Поставленные задачи:
• A. Ответьте на вопросы по фрагменту воспоминаний об атомном проекте:
(i) Кто, по словам Славского, стоял во главе работ на всех этапах?
(ii) Сколько лет Славский был министром?
(iii) Какое жилье получила каждая семья в Электростали?
• B. Продолжите фрагмент воспоминаний об атомном проекте, начиная сразу после его последнего предложения.

Приведённый фрагмент:
---------------

Все самые секретные здания и аппараты строили заключенные. Расчет был такой, что на самые секретные места посылали людей, осужденных на самые долгие сроки заключения. Вольнонаемных не брали, так как они могли в любое время уйти и разнести секретные сведения».

Е.П. Славский: «Должен сказать: на всех этапах и во всех областях огромного комплекса работ во главе был наш незабвенный Игорь Васильевич Курчатов. Мало сказать, что это был человек особого таланта, скажу честно, на протяжении всей своей длинной жизни я впервые встречал такого замечательного человека. Он был уникум! Все понимал слету. Все другие перед ним были тогда мальчики! Это сегодня они академики. Он проделал титаническую работу по всему комплексу и по созданию кадров ученых и инженеров. ТО время – было счастливое время моей жизни. Идут мои последние десятки лет. Скоро будем отмечать девяносто. Тридцать лет я был министром и четыре года при Игоре Васильевиче. За всю жизнь такого человеческого человека не встречал. Вспоминаешь сейчас – сердце жмет. Мы были как братья. Очень дружно мы жили».

Н.В. Риль: «Ввиду быстрого развития советской военной технологии, европейцы часто спрашивают, насколько значительным был вклад немцев в непосредственное послевоенное развитие этой формы советской промышленности.

По моему мнению, было бы наивно верить, что сотрудничество с немецкими специалистами в действительности сыграло решающую роль в развитии ядерной индустрии и других важных областей технологии. В сфере ядерной энергии Советы достигли бы своих целей на год, максимум на два, позже и без помощи немцев…

Я вспоминаю заявление, сделанное Завенягиным, когда он пытался объяснить, почему Советский Союз разрабатывал атомную бомбу. Он сказал: «Без нее мы потеряем суверенитет»…

В Электростали каждая семья получила по финскому деревянному дому, три приличных комнаты с ванной и кухней. У каждого домика был сад. На Урале большинство семей жило в очень симпатичных деревенских домиках из дерева с пятью комнатами и застекленной верандой. Остальные – в большом многоэтажном каменном здании. Размещения на Черном море были подобными. Мое семейство и я имели специальную привилегию проживания в роскошно обставленной каменной вилле… Я вспоминаю вечер в Электростали, когда директор школы нашел меня дома. Сначала он говорил на общие темы, и я не понимал причину его посещения. После третьего стакана водки он спросил, не будет ли лучше для психологии русских детей исключить из утреннего рациона юных немцев шоколад. Я признал это правильным и сделал так, как он сказал».

---------------

Списки координат рамок
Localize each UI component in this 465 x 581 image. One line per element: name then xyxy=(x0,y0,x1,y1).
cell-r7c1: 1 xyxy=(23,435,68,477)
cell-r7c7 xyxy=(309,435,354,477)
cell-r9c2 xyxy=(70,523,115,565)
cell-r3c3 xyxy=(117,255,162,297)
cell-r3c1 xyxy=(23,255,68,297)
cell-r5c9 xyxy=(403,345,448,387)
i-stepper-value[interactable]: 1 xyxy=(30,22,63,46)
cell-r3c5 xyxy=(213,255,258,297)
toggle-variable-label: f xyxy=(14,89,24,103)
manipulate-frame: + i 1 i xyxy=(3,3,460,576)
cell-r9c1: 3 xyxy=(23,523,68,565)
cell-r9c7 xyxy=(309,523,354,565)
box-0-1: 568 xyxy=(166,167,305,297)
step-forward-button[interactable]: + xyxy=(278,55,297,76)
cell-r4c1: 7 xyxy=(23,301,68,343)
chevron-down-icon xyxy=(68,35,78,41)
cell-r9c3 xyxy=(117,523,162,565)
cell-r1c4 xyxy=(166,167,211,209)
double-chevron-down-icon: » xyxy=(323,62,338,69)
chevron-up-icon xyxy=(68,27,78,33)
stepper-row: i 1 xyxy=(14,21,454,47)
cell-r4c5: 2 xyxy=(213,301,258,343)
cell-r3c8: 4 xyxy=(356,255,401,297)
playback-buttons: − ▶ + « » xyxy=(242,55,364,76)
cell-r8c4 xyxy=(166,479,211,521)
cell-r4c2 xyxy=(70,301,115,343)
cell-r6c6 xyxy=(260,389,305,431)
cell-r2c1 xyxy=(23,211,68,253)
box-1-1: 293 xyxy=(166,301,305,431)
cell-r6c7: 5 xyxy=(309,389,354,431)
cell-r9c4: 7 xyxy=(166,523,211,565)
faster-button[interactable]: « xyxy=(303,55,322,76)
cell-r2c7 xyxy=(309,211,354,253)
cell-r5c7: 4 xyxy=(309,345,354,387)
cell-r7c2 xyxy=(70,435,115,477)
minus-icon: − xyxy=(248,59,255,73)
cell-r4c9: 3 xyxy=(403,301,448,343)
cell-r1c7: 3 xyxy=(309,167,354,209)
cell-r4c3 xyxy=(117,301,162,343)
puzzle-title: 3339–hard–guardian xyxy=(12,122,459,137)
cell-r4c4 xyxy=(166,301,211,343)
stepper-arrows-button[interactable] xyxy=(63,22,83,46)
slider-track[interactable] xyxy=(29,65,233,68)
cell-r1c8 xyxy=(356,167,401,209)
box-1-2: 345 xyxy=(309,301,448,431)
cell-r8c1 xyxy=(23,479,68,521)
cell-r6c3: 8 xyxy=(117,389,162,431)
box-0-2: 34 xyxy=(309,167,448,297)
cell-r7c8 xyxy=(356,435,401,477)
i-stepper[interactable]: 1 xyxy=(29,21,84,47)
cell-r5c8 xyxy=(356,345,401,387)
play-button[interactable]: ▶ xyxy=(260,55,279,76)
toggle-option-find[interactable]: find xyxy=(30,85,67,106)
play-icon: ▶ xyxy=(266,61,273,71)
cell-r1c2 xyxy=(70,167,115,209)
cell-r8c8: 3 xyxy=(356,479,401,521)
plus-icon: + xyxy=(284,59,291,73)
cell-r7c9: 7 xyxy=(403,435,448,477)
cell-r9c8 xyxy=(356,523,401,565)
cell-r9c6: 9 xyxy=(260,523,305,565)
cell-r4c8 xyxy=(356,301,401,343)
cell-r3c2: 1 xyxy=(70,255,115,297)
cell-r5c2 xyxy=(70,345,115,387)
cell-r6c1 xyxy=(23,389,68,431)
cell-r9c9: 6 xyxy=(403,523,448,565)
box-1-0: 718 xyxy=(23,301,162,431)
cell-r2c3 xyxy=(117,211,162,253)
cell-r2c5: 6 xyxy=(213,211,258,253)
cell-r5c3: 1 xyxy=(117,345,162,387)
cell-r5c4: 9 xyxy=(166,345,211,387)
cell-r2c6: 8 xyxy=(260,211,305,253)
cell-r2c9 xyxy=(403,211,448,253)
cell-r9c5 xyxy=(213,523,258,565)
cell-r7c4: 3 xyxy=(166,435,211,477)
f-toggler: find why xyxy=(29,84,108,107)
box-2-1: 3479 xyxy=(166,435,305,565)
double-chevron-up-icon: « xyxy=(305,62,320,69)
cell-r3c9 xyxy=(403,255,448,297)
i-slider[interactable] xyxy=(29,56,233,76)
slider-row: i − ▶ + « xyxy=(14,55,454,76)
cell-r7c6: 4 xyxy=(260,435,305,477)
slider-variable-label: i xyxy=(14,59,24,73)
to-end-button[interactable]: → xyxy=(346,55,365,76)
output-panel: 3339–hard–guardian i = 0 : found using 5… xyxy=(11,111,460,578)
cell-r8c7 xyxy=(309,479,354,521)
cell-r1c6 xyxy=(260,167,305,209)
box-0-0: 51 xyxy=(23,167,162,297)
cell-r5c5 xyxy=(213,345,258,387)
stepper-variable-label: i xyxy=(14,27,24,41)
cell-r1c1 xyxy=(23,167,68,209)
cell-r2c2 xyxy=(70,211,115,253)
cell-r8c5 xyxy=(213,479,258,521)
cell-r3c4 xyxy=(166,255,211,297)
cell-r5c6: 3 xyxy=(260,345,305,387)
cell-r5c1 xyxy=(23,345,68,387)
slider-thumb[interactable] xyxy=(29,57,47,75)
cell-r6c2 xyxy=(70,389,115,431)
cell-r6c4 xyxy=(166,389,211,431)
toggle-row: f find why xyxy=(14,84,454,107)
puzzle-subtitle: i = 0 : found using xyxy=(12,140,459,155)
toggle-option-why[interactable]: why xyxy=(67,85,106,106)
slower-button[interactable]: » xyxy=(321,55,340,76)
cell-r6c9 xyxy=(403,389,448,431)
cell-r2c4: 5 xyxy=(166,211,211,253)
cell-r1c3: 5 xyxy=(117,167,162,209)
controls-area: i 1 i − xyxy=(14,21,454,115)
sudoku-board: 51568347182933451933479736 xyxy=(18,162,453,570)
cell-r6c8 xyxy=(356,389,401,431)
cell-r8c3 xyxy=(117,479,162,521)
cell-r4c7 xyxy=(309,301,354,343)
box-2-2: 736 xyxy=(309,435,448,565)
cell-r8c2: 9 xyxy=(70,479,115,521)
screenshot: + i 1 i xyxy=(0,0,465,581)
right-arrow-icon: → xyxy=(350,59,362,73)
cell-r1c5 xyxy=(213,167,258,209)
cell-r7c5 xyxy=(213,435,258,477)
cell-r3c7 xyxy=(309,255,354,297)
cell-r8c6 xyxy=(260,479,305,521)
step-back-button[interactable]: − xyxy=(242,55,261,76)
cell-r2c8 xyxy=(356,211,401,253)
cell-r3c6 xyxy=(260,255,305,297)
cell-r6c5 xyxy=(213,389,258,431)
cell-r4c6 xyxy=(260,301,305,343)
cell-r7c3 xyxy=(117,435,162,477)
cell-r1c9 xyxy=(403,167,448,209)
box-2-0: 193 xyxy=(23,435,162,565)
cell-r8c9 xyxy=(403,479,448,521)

---------------

Итоги упражнения:
• A.
(i) Игорь Васильевич Курчатов.
(ii) Тридцать лет.
(iii) Финский деревянный дом с тремя комнатами, ванной, кухней и садом.

• B.
В.Н. Михайлов: «Это было в Семипалатинске в 1959-м году. Туда я приехал как теоретик “со своим изделием”. Теоретик не только должен присутствовать при сборке – а это деликатная операция! – но и проверить диагностические методы, которые используются. Процесс-то протекает одну миллионную или одну стомиллионную долю секунды, а потому важно правильно выбрать соответствующие пусковые устройства, которые должны открыть регистрирующие устройства – тут не может быть мелочей! К этому необходимо определить и количество дублирующих систем, а они ограничены... В общем, у теоретика много забот на полигоне. Поэтому я и оказался на испытаниях... В то время испытания проводились на большой высоте – когда ножка гриба не соединяется с огненным шаром, чтобы избежать попадания радиоактивных осадков на землю... Мы находились на расстоянии десяти километров. Был ясный, солнечный день. Яркая бело-розовая вспышка, от которой стал удаляться нежно-голубой ореол с ярко выраженным свечением фронта ударной волны в воздухе – это правильной формы сплошной круг с ярко выделенной на границе окружностью. Когда фронт ореола дошел до поверхности земли, вверх стали подниматься столбы пыли. Огненное облако поднималось вверх... Потом в лицо ударило тепло: когда фронт волны дошел до нас, будто мгновенно открылась дверца печурки, где пылало жаркое пламя от поленьев. А взрыв-то по мощности был совсем небольшой... Я страшно волновался: будет ли сам взрыв или нет?.. А потом ощущение, будто вырываешь частичку тайны у природы. Оно для мужчины, для ученого всегда волнующе...»

Е.И. Аврорин: «У всех участников Атомного проекта, в общем-то, была одна мысль: огромная мощь появилась в руках человечества, использовать ее только в военных целях – бессмысленно.

Хотелось найти применение нового мощного средства в народном хозяйстве. Этим занимались и в Америке, и у нас. Конечно, наиболее яркие применения – взрывы на выброс. Американцы осуществили несколько демонстрационных взрывов, а у нас было создано искусственное водохранилище.

Однако все эти опыты сопровождались радиоактивным загрязнением. Даже от «чистого» заряда вредные продукты образуются, и они выходит на поверхность. Стали искать и другие применения. Один из примеров – дробление горных пород. А потом и другое применение. Это и создание полостей в соляных пластах, и интенсификация нефтяных месторождений, и так далее. Очень эффективная программа – геофизические исследования. Проведено несколько профилей, которые позволили изучать крупномасштабное строение земной коры. Очень полезным оказалось экологическое применение. Не для ее нарушения, а для сохранения природной чистоты.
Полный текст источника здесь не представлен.